A block of data
-- -- --

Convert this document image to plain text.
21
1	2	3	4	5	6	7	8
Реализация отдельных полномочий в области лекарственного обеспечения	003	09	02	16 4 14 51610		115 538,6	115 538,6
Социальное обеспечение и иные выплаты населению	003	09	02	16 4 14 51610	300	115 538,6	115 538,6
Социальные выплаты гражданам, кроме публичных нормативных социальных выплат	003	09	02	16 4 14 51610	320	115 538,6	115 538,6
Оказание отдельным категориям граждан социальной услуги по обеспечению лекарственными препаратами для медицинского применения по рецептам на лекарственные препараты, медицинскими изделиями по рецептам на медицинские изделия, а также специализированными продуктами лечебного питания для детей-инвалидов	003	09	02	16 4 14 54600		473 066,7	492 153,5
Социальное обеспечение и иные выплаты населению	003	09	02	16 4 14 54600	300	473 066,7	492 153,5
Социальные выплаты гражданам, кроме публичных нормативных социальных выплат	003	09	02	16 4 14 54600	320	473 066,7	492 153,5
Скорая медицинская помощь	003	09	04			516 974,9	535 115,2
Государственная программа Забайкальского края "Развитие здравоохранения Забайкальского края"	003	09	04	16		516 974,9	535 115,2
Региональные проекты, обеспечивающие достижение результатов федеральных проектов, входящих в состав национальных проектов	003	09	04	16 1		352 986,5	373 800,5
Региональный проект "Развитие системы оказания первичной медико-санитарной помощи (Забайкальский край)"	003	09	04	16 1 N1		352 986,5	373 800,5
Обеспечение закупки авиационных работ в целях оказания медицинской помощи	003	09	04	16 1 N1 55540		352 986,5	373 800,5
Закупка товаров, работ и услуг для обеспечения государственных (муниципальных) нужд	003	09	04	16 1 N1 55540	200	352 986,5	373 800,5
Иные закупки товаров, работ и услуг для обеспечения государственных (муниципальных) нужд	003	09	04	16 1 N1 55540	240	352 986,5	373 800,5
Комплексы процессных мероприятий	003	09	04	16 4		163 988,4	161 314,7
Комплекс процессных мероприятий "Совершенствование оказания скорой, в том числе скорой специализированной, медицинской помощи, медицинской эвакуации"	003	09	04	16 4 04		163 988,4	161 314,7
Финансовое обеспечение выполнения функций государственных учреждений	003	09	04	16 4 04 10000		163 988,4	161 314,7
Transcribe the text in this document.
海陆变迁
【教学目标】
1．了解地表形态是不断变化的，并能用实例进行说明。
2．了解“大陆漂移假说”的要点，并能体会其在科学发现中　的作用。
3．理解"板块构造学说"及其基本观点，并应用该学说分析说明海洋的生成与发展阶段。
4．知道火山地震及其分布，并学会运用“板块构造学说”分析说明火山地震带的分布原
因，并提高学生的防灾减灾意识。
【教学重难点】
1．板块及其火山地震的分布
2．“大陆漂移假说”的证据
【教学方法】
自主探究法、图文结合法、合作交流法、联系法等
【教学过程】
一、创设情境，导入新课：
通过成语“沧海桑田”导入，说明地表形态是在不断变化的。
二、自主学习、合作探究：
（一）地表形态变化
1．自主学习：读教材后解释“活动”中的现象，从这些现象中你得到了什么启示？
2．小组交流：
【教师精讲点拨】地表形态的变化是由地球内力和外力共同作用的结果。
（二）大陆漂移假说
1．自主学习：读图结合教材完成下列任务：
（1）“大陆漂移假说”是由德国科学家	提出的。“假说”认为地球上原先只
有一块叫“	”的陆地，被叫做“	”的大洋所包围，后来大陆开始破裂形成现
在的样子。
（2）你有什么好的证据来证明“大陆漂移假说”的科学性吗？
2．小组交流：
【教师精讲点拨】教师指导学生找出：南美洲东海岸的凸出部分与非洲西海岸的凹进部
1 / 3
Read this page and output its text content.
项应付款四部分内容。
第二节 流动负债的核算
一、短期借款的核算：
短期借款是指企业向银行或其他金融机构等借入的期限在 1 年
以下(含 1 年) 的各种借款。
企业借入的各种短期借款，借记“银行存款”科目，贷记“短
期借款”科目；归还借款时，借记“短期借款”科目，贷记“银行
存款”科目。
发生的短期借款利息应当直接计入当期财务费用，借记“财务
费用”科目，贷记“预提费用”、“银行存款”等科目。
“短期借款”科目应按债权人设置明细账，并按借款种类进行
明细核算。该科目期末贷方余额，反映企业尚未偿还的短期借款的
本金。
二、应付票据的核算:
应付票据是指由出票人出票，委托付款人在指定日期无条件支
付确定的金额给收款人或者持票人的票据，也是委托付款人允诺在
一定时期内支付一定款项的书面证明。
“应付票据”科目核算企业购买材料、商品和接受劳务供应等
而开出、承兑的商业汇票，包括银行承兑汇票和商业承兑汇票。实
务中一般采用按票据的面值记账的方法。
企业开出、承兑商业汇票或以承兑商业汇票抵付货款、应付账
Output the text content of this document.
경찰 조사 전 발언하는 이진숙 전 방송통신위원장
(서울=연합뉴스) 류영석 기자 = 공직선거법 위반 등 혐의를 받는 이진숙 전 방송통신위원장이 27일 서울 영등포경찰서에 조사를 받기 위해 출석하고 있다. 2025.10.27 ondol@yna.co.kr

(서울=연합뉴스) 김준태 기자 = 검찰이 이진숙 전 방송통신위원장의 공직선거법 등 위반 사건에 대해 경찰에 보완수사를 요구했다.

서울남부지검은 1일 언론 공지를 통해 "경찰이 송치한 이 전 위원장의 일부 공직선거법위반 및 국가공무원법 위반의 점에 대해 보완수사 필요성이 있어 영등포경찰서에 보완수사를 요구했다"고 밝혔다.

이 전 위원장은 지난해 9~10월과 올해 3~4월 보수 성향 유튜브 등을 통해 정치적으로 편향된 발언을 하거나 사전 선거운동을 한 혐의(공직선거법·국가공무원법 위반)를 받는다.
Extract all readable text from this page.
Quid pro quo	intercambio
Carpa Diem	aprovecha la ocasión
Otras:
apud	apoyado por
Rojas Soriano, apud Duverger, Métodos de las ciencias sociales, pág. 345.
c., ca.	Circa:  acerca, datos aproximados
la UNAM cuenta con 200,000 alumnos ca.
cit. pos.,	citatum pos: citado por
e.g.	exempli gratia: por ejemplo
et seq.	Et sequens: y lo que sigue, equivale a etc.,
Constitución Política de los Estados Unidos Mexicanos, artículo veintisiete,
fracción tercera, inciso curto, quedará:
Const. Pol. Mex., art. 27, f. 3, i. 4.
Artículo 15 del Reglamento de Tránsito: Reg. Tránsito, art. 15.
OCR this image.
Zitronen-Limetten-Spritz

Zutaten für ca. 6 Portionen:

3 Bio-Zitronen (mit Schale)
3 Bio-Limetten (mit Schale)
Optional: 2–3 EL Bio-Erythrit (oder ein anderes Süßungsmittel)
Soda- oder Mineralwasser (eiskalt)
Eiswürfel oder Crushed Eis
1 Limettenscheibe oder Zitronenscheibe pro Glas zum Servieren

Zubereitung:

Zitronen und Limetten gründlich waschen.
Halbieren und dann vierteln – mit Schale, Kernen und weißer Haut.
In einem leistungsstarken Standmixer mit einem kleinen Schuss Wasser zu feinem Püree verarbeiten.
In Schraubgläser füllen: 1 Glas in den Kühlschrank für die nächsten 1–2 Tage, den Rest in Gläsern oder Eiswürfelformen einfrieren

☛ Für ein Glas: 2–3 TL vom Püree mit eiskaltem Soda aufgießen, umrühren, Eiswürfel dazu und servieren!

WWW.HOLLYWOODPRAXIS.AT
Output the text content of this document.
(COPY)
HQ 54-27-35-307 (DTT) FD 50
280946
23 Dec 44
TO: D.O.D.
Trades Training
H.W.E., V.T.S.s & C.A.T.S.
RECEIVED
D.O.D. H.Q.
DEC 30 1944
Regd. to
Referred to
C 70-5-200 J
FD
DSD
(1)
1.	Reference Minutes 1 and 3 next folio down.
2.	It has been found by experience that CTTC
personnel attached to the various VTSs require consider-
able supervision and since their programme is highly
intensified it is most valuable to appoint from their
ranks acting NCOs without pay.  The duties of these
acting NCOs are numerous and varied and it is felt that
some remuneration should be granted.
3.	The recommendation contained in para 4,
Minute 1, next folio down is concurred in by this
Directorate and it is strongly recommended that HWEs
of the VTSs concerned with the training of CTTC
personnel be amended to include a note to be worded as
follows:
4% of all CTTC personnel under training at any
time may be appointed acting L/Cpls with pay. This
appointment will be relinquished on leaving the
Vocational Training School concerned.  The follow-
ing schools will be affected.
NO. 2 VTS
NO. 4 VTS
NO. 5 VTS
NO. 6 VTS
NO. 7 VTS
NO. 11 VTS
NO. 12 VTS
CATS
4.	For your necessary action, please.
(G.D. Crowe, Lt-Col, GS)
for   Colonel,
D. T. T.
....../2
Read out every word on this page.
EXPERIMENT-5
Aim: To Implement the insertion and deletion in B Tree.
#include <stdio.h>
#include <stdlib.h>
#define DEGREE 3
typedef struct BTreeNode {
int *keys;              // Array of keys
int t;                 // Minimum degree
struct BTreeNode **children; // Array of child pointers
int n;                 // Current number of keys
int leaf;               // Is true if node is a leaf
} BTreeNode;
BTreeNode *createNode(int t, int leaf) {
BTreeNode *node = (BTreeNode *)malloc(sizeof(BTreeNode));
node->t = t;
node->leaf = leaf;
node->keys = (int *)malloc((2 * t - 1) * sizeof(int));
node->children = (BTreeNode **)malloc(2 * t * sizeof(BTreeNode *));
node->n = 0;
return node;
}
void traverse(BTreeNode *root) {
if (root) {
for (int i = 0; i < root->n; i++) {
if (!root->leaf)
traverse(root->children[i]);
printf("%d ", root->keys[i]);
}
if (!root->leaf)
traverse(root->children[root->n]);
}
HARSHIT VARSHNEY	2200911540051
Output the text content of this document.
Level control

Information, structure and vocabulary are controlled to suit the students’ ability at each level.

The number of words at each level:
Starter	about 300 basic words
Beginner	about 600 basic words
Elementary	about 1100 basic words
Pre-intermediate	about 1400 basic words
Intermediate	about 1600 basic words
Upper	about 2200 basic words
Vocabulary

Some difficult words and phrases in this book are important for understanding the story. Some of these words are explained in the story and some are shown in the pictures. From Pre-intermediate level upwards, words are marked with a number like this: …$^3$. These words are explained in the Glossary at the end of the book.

-- -- --

▸ Work to do:
Repeat, without change, each line of the data above from the one that contains "Read out every word on this page." through the final line, counting both.

▸ Response to the task:
Read out every word on this page.
EXPERIMENT-5
Aim: To Implement the insertion and deletion in B Tree.
#include <stdio.h>
#include <stdlib.h>
#define DEGREE 3
typedef struct BTreeNode {
int *keys;              // Array of keys
int t;                 // Minimum degree
struct BTreeNode **children; // Array of child pointers
int n;                 // Current number of keys
int leaf;               // Is true if node is a leaf
} BTreeNode;
BTreeNode *createNode(int t, int leaf) {
BTreeNode *node = (BTreeNode *)malloc(sizeof(BTreeNode));
node->t = t;
node->leaf = leaf;
node->keys = (int *)malloc((2 * t - 1) * sizeof(int));
node->children = (BTreeNode **)malloc(2 * t * sizeof(BTreeNode *));
node->n = 0;
return node;
}
void traverse(BTreeNode *root) {
if (root) {
for (int i = 0; i < root->n; i++) {
if (!root->leaf)
traverse(root->children[i]);
printf("%d ", root->keys[i]);
}
if (!root->leaf)
traverse(root->children[root->n]);
}
HARSHIT VARSHNEY	2200911540051
Output the text content of this document.
Level control

Information, structure and vocabulary are controlled to suit the students’ ability at each level.

The number of words at each level:
Starter	about 300 basic words
Beginner	about 600 basic words
Elementary	about 1100 basic words
Pre-intermediate	about 1400 basic words
Intermediate	about 1600 basic words
Upper	about 2200 basic words
Vocabulary

Some difficult words and phrases in this book are important for understanding the story. Some of these words are explained in the story and some are shown in the pictures. From Pre-intermediate level upwards, words are marked with a number like this: …$^3$. These words are explained in the Glossary at the end of the book.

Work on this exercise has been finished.